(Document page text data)
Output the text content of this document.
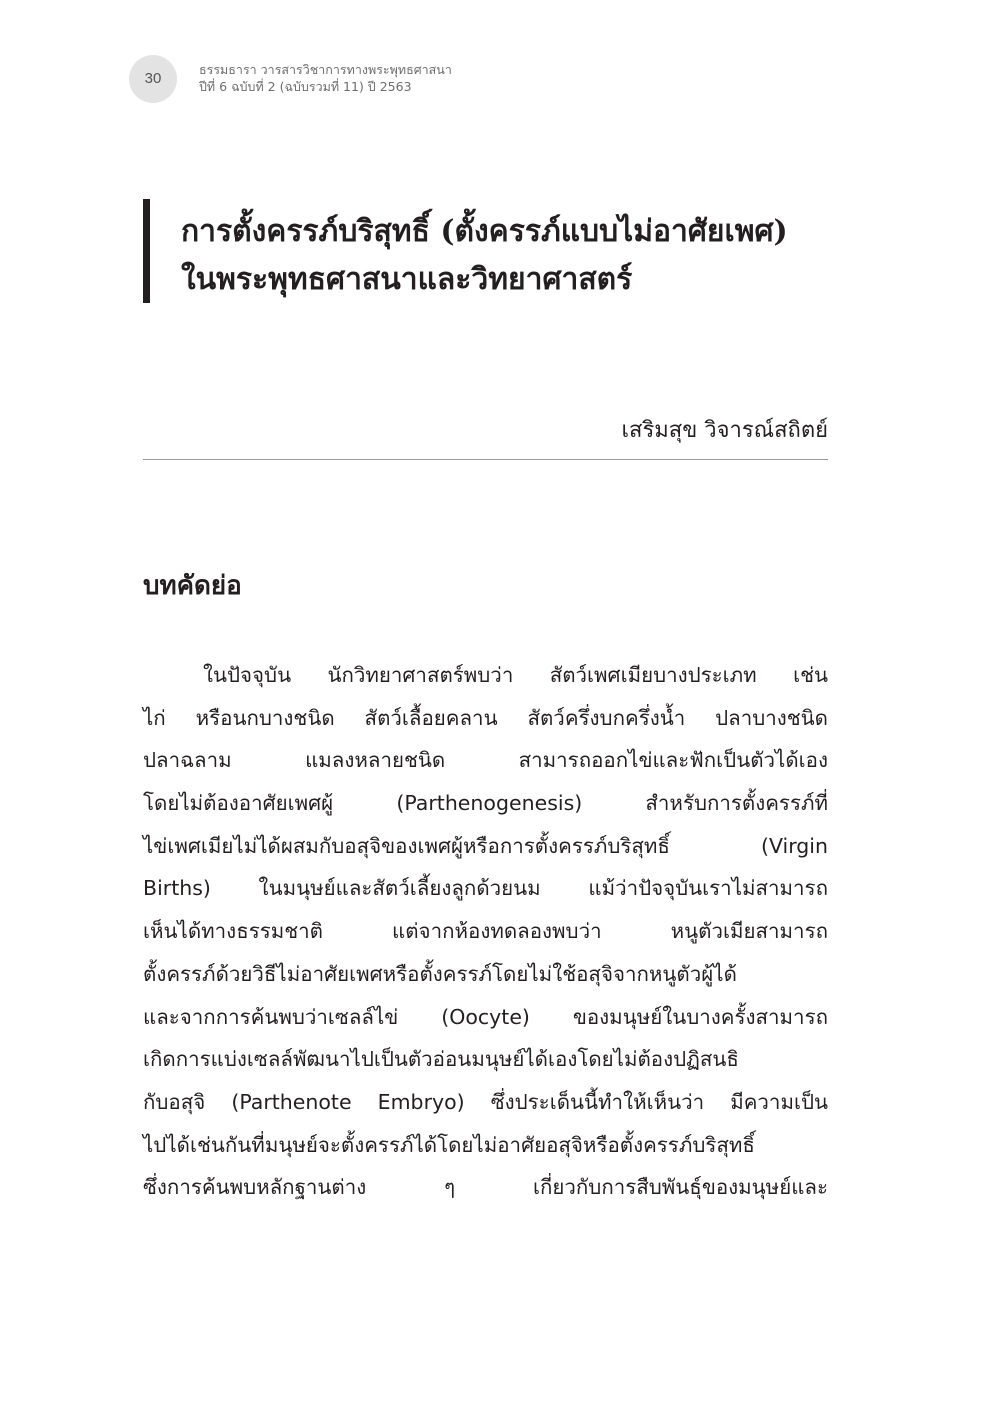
30
ธรรมธารา วารสารวิชาการทางพระพุทธศาสนา
ปีที่ 6 ฉบับที่ 2 (ฉบับรวมที่ 11) ปี 2563
การตั้งครรภ์บริสุทธิ์ (ตั้งครรภ์แบบไม่อาศัยเพศ)
ในพระพุทธศาสนาและวิทยาศาสตร์
เสริมสุข วิจารณ์สถิตย์
บทคัดย่อ
ในปัจจุบัน นักวิทยาศาสตร์พบว่า สัตว์เพศเมียบางประเภท เช่น
ไก่ หรือนกบางชนิด สัตว์เลื้อยคลาน สัตว์ครึ่งบกครึ่งน้ำ ปลาบางชนิด
ปลาฉลาม แมลงหลายชนิด สามารถออกไข่และฟักเป็นตัวได้เอง
โดยไม่ต้องอาศัยเพศผู้ (Parthenogenesis) สำหรับการตั้งครรภ์ที่
ไข่เพศเมียไม่ได้ผสมกับอสุจิของเพศผู้หรือการตั้งครรภ์บริสุทธิ์ (Virgin
Births) ในมนุษย์และสัตว์เลี้ยงลูกด้วยนม แม้ว่าปัจจุบันเราไม่สามารถ
เห็นได้ทางธรรมชาติ แต่จากห้องทดลองพบว่า หนูตัวเมียสามารถ
ตั้งครรภ์ด้วยวิธีไม่อาศัยเพศหรือตั้งครรภ์โดยไม่ใช้อสุจิจากหนูตัวผู้ได้
และจากการค้นพบว่าเซลล์ไข่ (Oocyte) ของมนุษย์ในบางครั้งสามารถ
เกิดการแบ่งเซลล์พัฒนาไปเป็นตัวอ่อนมนุษย์ได้เองโดยไม่ต้องปฏิสนธิ
กับอสุจิ (Parthenote Embryo) ซึ่งประเด็นนี้ทำให้เห็นว่า มีความเป็น
ไปได้เช่นกันที่มนุษย์จะตั้งครรภ์ได้โดยไม่อาศัยอสุจิหรือตั้งครรภ์บริสุทธิ์
ซึ่งการค้นพบหลักฐานต่าง ๆ เกี่ยวกับการสืบพันธุ์ของมนุษย์และ
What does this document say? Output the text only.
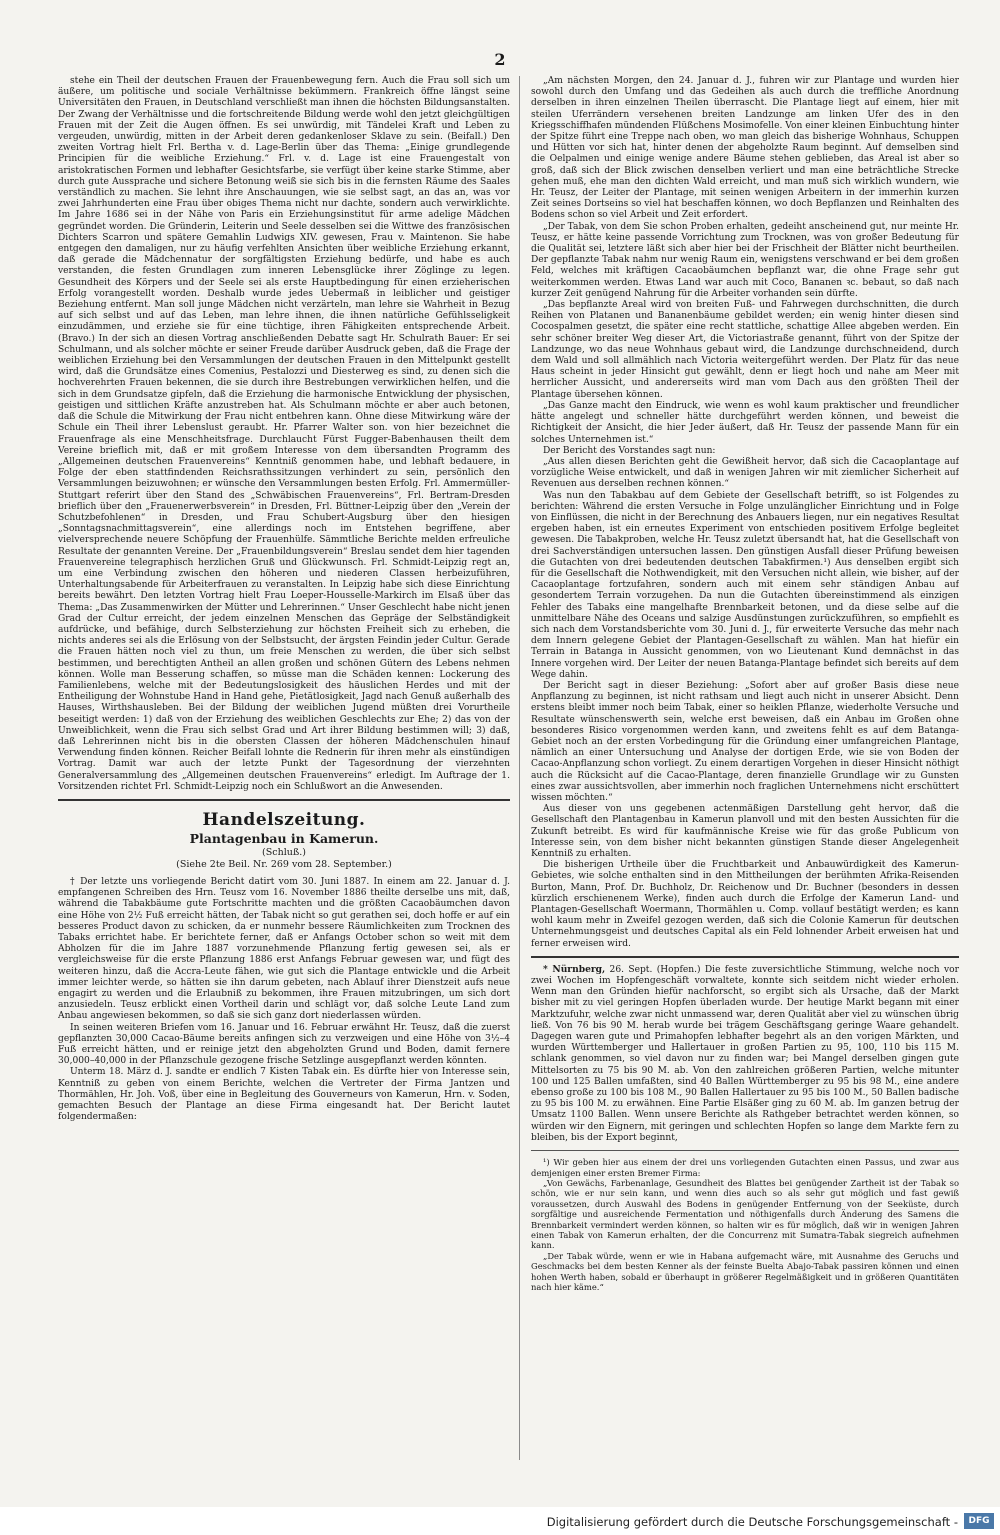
2

stehe ein Theil der deutschen Frauen der Frauenbewegung fern. Auch die Frau soll sich um äußere, um politische und sociale Verhältnisse bekümmern. Frankreich öffne längst seine Universitäten den Frauen, in Deutschland verschließt man ihnen die höchsten Bildungsanstalten. Der Zwang der Verhältnisse und die fortschreitende Bildung werde wohl den jetzt gleichgültigen Frauen mit der Zeit die Augen öffnen. Es sei unwürdig, mit Tändelei Kraft und Leben zu vergeuden, unwürdig, mitten in der Arbeit deren gedankenloser Sklave zu sein. (Beifall.) Den zweiten Vortrag hielt Frl. Bertha v. d. Lage-Berlin über das Thema: „Einige grundlegende Principien für die weibliche Erziehung.“ Frl. v. d. Lage ist eine Frauengestalt von aristokratischen Formen und lebhafter Gesichtsfarbe, sie verfügt über keine starke Stimme, aber durch gute Aussprache und sichere Betonung weiß sie sich bis in die fernsten Räume des Saales verständlich zu machen. Sie lehnt ihre Anschauungen, wie sie selbst sagt, an das an, was vor zwei Jahrhunderten eine Frau über obiges Thema nicht nur dachte, sondern auch verwirklichte. Im Jahre 1686 sei in der Nähe von Paris ein Erziehungsinstitut für arme adelige Mädchen gegründet worden. Die Gründerin, Leiterin und Seele desselben sei die Wittwe des französischen Dichters Scarron und spätere Gemahlin Ludwigs XIV. gewesen, Frau v. Maintenon. Sie habe entgegen den damaligen, nur zu häufig verfehlten Ansichten über weibliche Erziehung erkannt, daß gerade die Mädchennatur der sorgfältigsten Erziehung bedürfe, und habe es auch verstanden, die festen Grundlagen zum inneren Lebensglücke ihrer Zöglinge zu legen. Gesundheit des Körpers und der Seele sei als erste Hauptbedingung für einen erzieherischen Erfolg vorangestellt worden. Deshalb wurde jedes Uebermaß in leiblicher und geistiger Beziehung entfernt. Man soll junge Mädchen nicht verzärteln, man lehre sie Wahrheit in Bezug auf sich selbst und auf das Leben, man lehre ihnen, die ihnen natürliche Gefühlsseligkeit einzudämmen, und erziehe sie für eine tüchtige, ihren Fähigkeiten entsprechende Arbeit. (Bravo.) In der sich an diesen Vortrag anschließenden Debatte sagt Hr. Schulrath Bauer: Er sei Schulmann, und als solcher möchte er seiner Freude darüber Ausdruck geben, daß die Frage der weiblichen Erziehung bei den Versammlungen der deutschen Frauen in den Mittelpunkt gestellt wird, daß die Grundsätze eines Comenius, Pestalozzi und Diesterweg es sind, zu denen sich die hochverehrten Frauen bekennen, die sie durch ihre Bestrebungen verwirklichen helfen, und die sich in dem Grundsatze gipfeln, daß die Erziehung die harmonische Entwicklung der physischen, geistigen und sittlichen Kräfte anzustreben hat. Als Schulmann möchte er aber auch betonen, daß die Schule die Mitwirkung der Frau nicht entbehren kann. Ohne diese Mitwirkung wäre der Schule ein Theil ihrer Lebenslust geraubt. Hr. Pfarrer Walter son. von hier bezeichnet die Frauenfrage als eine Menschheitsfrage. Durchlaucht Fürst Fugger-Babenhausen theilt dem Vereine brieflich mit, daß er mit großem Interesse von dem übersandten Programm des „Allgemeinen deutschen Frauenvereins“ Kenntniß genommen habe, und lebhaft bedauere, in Folge der eben stattfindenden Reichsrathssitzungen verhindert zu sein, persönlich den Versammlungen beizuwohnen; er wünsche den Versammlungen besten Erfolg. Frl. Ammermüller-Stuttgart referirt über den Stand des „Schwäbischen Frauenvereins“, Frl. Bertram-Dresden brieflich über den „Frauenerwerbsverein“ in Dresden, Frl. Büttner-Leipzig über den „Verein der Schutzbefohlenen“ in Dresden, und Frau Schubert-Augsburg über den hiesigen „Sonntagsnachmittagsverein“, eine allerdings noch im Entstehen begriffene, aber vielversprechende neuere Schöpfung der Frauenhülfe. Sämmtliche Berichte melden erfreuliche Resultate der genannten Vereine. Der „Frauenbildungsverein“ Breslau sendet dem hier tagenden Frauenvereine telegraphisch herzlichen Gruß und Glückwunsch. Frl. Schmidt-Leipzig regt an, um eine Verbindung zwischen den höheren und niederen Classen herbeizuführen, Unterhaltungsabende für Arbeiterfrauen zu veranstalten. In Leipzig habe sich diese Einrichtung bereits bewährt. Den letzten Vortrag hielt Frau Loeper-Housselle-Markirch im Elsaß über das Thema: „Das Zusammenwirken der Mütter und Lehrerinnen.“ Unser Geschlecht habe nicht jenen Grad der Cultur erreicht, der jedem einzelnen Menschen das Gepräge der Selbständigkeit aufdrücke, und befähige, durch Selbsterziehung zur höchsten Freiheit sich zu erheben, die nichts anderes sei als die Erlösung von der Selbstsucht, der ärgsten Feindin jeder Cultur. Gerade die Frauen hätten noch viel zu thun, um freie Menschen zu werden, die über sich selbst bestimmen, und berechtigten Antheil an allen großen und schönen Gütern des Lebens nehmen können. Wolle man Besserung schaffen, so müsse man die Schäden kennen: Lockerung des Familienlebens, welche mit der Bedeutungslosigkeit des häuslichen Herdes und mit der Entheiligung der Wohnstube Hand in Hand gehe, Pietätlosigkeit, Jagd nach Genuß außerhalb des Hauses, Wirthshausleben. Bei der Bildung der weiblichen Jugend müßten drei Vorurtheile beseitigt werden: 1) daß von der Erziehung des weiblichen Geschlechts zur Ehe; 2) das von der Unweiblichkeit, wenn die Frau sich selbst Grad und Art ihrer Bildung bestimmen will; 3) daß, daß Lehrerinnen nicht bis in die obersten Classen der höheren Mädchenschulen hinauf Verwendung finden können. Reicher Beifall lohnte die Rednerin für ihren mehr als einstündigen Vortrag. Damit war auch der letzte Punkt der Tagesordnung der vierzehnten Generalversammlung des „Allgemeinen deutschen Frauenvereins“ erledigt. Im Auftrage der 1. Vorsitzenden richtet Frl. Schmidt-Leipzig noch ein Schlußwort an die Anwesenden.

Handelszeitung.
Plantagenbau in Kamerun.
(Schluß.)
(Siehe 2te Beil. Nr. 269 vom 28. September.)

† Der letzte uns vorliegende Bericht datirt vom 30. Juni 1887. In einem am 22. Januar d. J. empfangenen Schreiben des Hrn. Teusz vom 16. November 1886 theilte derselbe uns mit, daß, während die Tabakbäume gute Fortschritte machten und die größten Cacaobäumchen davon eine Höhe von 2½ Fuß erreicht hätten, der Tabak nicht so gut gerathen sei, doch hoffe er auf ein besseres Product davon zu schicken, da er nunmehr bessere Räumlichkeiten zum Trocknen des Tabaks errichtet habe. Er berichtete ferner, daß er Anfangs October schon so weit mit dem Abholzen für die im Jahre 1887 vorzunehmende Pflanzung fertig gewesen sei, als er vergleichsweise für die erste Pflanzung 1886 erst Anfangs Februar gewesen war, und fügt des weiteren hinzu, daß die Accra-Leute fähen, wie gut sich die Plantage entwickle und die Arbeit immer leichter werde, so hätten sie ihn darum gebeten, nach Ablauf ihrer Dienstzeit aufs neue engagirt zu werden und die Erlaubniß zu bekommen, ihre Frauen mitzubringen, um sich dort anzusiedeln. Teusz erblickt einen Vortheil darin und schlägt vor, daß solche Leute Land zum Anbau angewiesen bekommen, so daß sie sich ganz dort niederlassen würden.

In seinen weiteren Briefen vom 16. Januar und 16. Februar erwähnt Hr. Teusz, daß die zuerst gepflanzten 30,000 Cacao-Bäume bereits anfingen sich zu verzweigen und eine Höhe von 3½–4 Fuß erreicht hätten, und er reinige jetzt den abgeholzten Grund und Boden, damit fernere 30,000–40,000 in der Pflanzschule gezogene frische Setzlinge ausgepflanzt werden könnten.

Unterm 18. März d. J. sandte er endlich 7 Kisten Tabak ein. Es dürfte hier von Interesse sein, Kenntniß zu geben von einem Berichte, welchen die Vertreter der Firma Jantzen und Thormählen, Hr. Joh. Voß, über eine in Begleitung des Gouverneurs von Kamerun, Hrn. v. Soden, gemachten Besuch der Plantage an diese Firma eingesandt hat. Der Bericht lautet folgendermaßen:

„Am nächsten Morgen, den 24. Januar d. J., fuhren wir zur Plantage und wurden hier sowohl durch den Umfang und das Gedeihen als auch durch die treffliche Anordnung derselben in ihren einzelnen Theilen überrascht. Die Plantage liegt auf einem, hier mit steilen Uferrändern versehenen breiten Landzunge am linken Ufer des in den Kriegsschiffhafen mündenden Flüßchens Mosimofelle. Von einer kleinen Einbuchtung hinter der Spitze führt eine Treppe nach oben, wo man gleich das bisherige Wohnhaus, Schuppen und Hütten vor sich hat, hinter denen der abgeholzte Raum beginnt. Auf demselben sind die Oelpalmen und einige wenige andere Bäume stehen geblieben, das Areal ist aber so groß, daß sich der Blick zwischen denselben verliert und man eine beträchtliche Strecke gehen muß, ehe man den dichten Wald erreicht, und man muß sich wirklich wundern, wie Hr. Teusz, der Leiter der Plantage, mit seinen wenigen Arbeitern in der immerhin kurzen Zeit seines Dortseins so viel hat beschaffen können, wo doch Bepflanzen und Reinhalten des Bodens schon so viel Arbeit und Zeit erfordert.

„Der Tabak, von dem Sie schon Proben erhalten, gedeiht anscheinend gut, nur meinte Hr. Teusz, er hätte keine passende Vorrichtung zum Trocknen, was von großer Bedeutung für die Qualität sei, letztere läßt sich aber hier bei der Frischheit der Blätter nicht beurtheilen. Der gepflanzte Tabak nahm nur wenig Raum ein, wenigstens verschwand er bei dem großen Feld, welches mit kräftigen Cacaobäumchen bepflanzt war, die ohne Frage sehr gut weiterkommen werden. Etwas Land war auch mit Coco, Bananen ꝛc. bebaut, so daß nach kurzer Zeit genügend Nahrung für die Arbeiter vorhanden sein dürfte.

„Das bepflanzte Areal wird von breiten Fuß- und Fahrwegen durchschnitten, die durch Reihen von Platanen und Bananenbäume gebildet werden; ein wenig hinter diesen sind Cocospalmen gesetzt, die später eine recht stattliche, schattige Allee abgeben werden. Ein sehr schöner breiter Weg dieser Art, die Victoriastraße genannt, führt von der Spitze der Landzunge, wo das neue Wohnhaus gebaut wird, die Landzunge durchschneidend, durch dem Wald und soll allmählich nach Victoria weitergeführt werden. Der Platz für das neue Haus scheint in jeder Hinsicht gut gewählt, denn er liegt hoch und nahe am Meer mit herrlicher Aussicht, und andererseits wird man vom Dach aus den größten Theil der Plantage übersehen können.

„Das Ganze macht den Eindruck, wie wenn es wohl kaum praktischer und freundlicher hätte angelegt und schneller hätte durchgeführt werden können, und beweist die Richtigkeit der Ansicht, die hier Jeder äußert, daß Hr. Teusz der passende Mann für ein solches Unternehmen ist.“

Der Bericht des Vorstandes sagt nun:

„Aus allen diesen Berichten geht die Gewißheit hervor, daß sich die Cacaoplantage auf vorzügliche Weise entwickelt, und daß in wenigen Jahren wir mit ziemlicher Sicherheit auf Revenuen aus derselben rechnen können.“

Was nun den Tabakbau auf dem Gebiete der Gesellschaft betrifft, so ist Folgendes zu berichten: Während die ersten Versuche in Folge unzulänglicher Einrichtung und in Folge von Einflüssen, die nicht in der Berechnung des Anbauers liegen, nur ein negatives Resultat ergeben haben, ist ein erneutes Experiment von entschieden positivem Erfolge begleitet gewesen. Die Tabakproben, welche Hr. Teusz zuletzt übersandt hat, hat die Gesellschaft von drei Sachverständigen untersuchen lassen. Den günstigen Ausfall dieser Prüfung beweisen die Gutachten von drei bedeutenden deutschen Tabakfirmen.¹) Aus denselben ergibt sich für die Gesellschaft die Nothwendigkeit, mit den Versuchen nicht allein, wie bisher, auf der Cacaoplantage fortzufahren, sondern auch mit einem sehr ständigen Anbau auf gesondertem Terrain vorzugehen. Da nun die Gutachten übereinstimmend als einzigen Fehler des Tabaks eine mangelhafte Brennbarkeit betonen, und da diese selbe auf die unmittelbare Nähe des Oceans und salzige Ausdünstungen zurückzuführen, so empfiehlt es sich nach dem Vorstandsberichte vom 30. Juni d. J., für erweiterte Versuche das mehr nach dem Innern gelegene Gebiet der Plantagen-Gesellschaft zu wählen. Man hat hiefür ein Terrain in Batanga in Aussicht genommen, von wo Lieutenant Kund demnächst in das Innere vorgehen wird. Der Leiter der neuen Batanga-Plantage befindet sich bereits auf dem Wege dahin.

Der Bericht sagt in dieser Beziehung: „Sofort aber auf großer Basis diese neue Anpflanzung zu beginnen, ist nicht rathsam und liegt auch nicht in unserer Absicht. Denn erstens bleibt immer noch beim Tabak, einer so heiklen Pflanze, wiederholte Versuche und Resultate wünschenswerth sein, welche erst beweisen, daß ein Anbau im Großen ohne besonderes Risico vorgenommen werden kann, und zweitens fehlt es auf dem Batanga-Gebiet noch an der ersten Vorbedingung für die Gründung einer umfangreichen Plantage, nämlich an einer Untersuchung und Analyse der dortigen Erde, wie sie von Boden der Cacao-Anpflanzung schon vorliegt. Zu einem derartigen Vorgehen in dieser Hinsicht nöthigt auch die Rücksicht auf die Cacao-Plantage, deren finanzielle Grundlage wir zu Gunsten eines zwar aussichtsvollen, aber immerhin noch fraglichen Unternehmens nicht erschüttert wissen möchten.“

Aus dieser von uns gegebenen actenmäßigen Darstellung geht hervor, daß die Gesellschaft den Plantagenbau in Kamerun planvoll und mit den besten Aussichten für die Zukunft betreibt. Es wird für kaufmännische Kreise wie für das große Publicum von Interesse sein, von dem bisher nicht bekannten günstigen Stande dieser Angelegenheit Kenntniß zu erhalten.

Die bisherigen Urtheile über die Fruchtbarkeit und Anbauwürdigkeit des Kamerun-Gebietes, wie solche enthalten sind in den Mittheilungen der berühmten Afrika-Reisenden Burton, Mann, Prof. Dr. Buchholz, Dr. Reichenow und Dr. Buchner (besonders in dessen kürzlich erschienenem Werke), finden auch durch die Erfolge der Kamerun Land- und Plantagen-Gesellschaft Woermann, Thormählen u. Comp. vollauf bestätigt werden; es kann wohl kaum mehr in Zweifel gezogen werden, daß sich die Colonie Kamerun für deutschen Unternehmungsgeist und deutsches Capital als ein Feld lohnender Arbeit erweisen hat und ferner erweisen wird.

* Nürnberg, 26. Sept. (Hopfen.) Die feste zuversichtliche Stimmung, welche noch vor zwei Wochen im Hopfengeschäft vorwaltete, konnte sich seitdem nicht wieder erholen. Wenn man den Gründen hiefür nachforscht, so ergibt sich als Ursache, daß der Markt bisher mit zu viel geringen Hopfen überladen wurde. Der heutige Markt begann mit einer Marktzufuhr, welche zwar nicht unmassend war, deren Qualität aber viel zu wünschen übrig ließ. Von 76 bis 90 M. herab wurde bei trägem Geschäftsgang geringe Waare gehandelt. Dagegen waren gute und Primahopfen lebhafter begehrt als an den vorigen Märkten, und wurden Württemberger und Hallertauer in großen Partien zu 95, 100, 110 bis 115 M. schlank genommen, so viel davon nur zu finden war; bei Mangel derselben gingen gute Mittelsorten zu 75 bis 90 M. ab. Von den zahlreichen größeren Partien, welche mitunter 100 und 125 Ballen umfaßten, sind 40 Ballen Württemberger zu 95 bis 98 M., eine andere ebenso große zu 100 bis 108 M., 90 Ballen Hallertauer zu 95 bis 100 M., 50 Ballen badische zu 95 bis 100 M. zu erwähnen. Eine Partie Elsäßer ging zu 60 M. ab. Im ganzen betrug der Umsatz 1100 Ballen. Wenn unsere Berichte als Rathgeber betrachtet werden können, so würden wir den Eignern, mit geringen und schlechten Hopfen so lange dem Markte fern zu bleiben, bis der Export beginnt,

¹) Wir geben hier aus einem der drei uns vorliegenden Gutachten einen Passus, und zwar aus demjenigen einer ersten Bremer Firma:

„Von Gewächs, Farbenanlage, Gesundheit des Blattes bei genügender Zartheit ist der Tabak so schön, wie er nur sein kann, und wenn dies auch so als sehr gut möglich und fast gewiß voraussetzen, durch Auswahl des Bodens in genügender Entfernung von der Seeküste, durch sorgfältige und ausreichende Fermentation und nöthigenfalls durch Änderung des Samens die Brennbarkeit vermindert werden können, so halten wir es für möglich, daß wir in wenigen Jahren einen Tabak von Kamerun erhalten, der die Concurrenz mit Sumatra-Tabak siegreich aufnehmen kann.

„Der Tabak würde, wenn er wie in Habana aufgemacht wäre, mit Ausnahme des Geruchs und Geschmacks bei dem besten Kenner als der feinste Buelta Abajo-Tabak passiren können und einen hohen Werth haben, sobald er überhaupt in größerer Regelmäßigkeit und in größeren Quantitäten nach hier käme.“

Digitalisierung gefördert durch die Deutsche Forschungsgemeinschaft -	DFG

# Exercise instructions
Scan the records for the word "kaum" and copy every line where it is found.

# Response to this task
„Das Ganze macht den Eindruck, wie wenn es wohl kaum praktischer und freundlicher hätte angelegt und schneller hätte durchgeführt werden können, und beweist die Richtigkeit der Ansicht, die hier Jeder äußert, daß Hr. Teusz der passende Mann für ein solches Unternehmen ist.“
Die bisherigen Urtheile über die Fruchtbarkeit und Anbauwürdigkeit des Kamerun-Gebietes, wie solche enthalten sind in den Mittheilungen der berühmten Afrika-Reisenden Burton, Mann, Prof. Dr. Buchholz, Dr. Reichenow und Dr. Buchner (besonders in dessen kürzlich erschienenem Werke), finden auch durch die Erfolge der Kamerun Land- und Plantagen-Gesellschaft Woermann, Thormählen u. Comp. vollauf bestätigt werden; es kann wohl kaum mehr in Zweifel gezogen werden, daß sich die Colonie Kamerun für deutschen Unternehmungsgeist und deutsches Capital als ein Feld lohnender Arbeit erweisen hat und ferner erweisen wird.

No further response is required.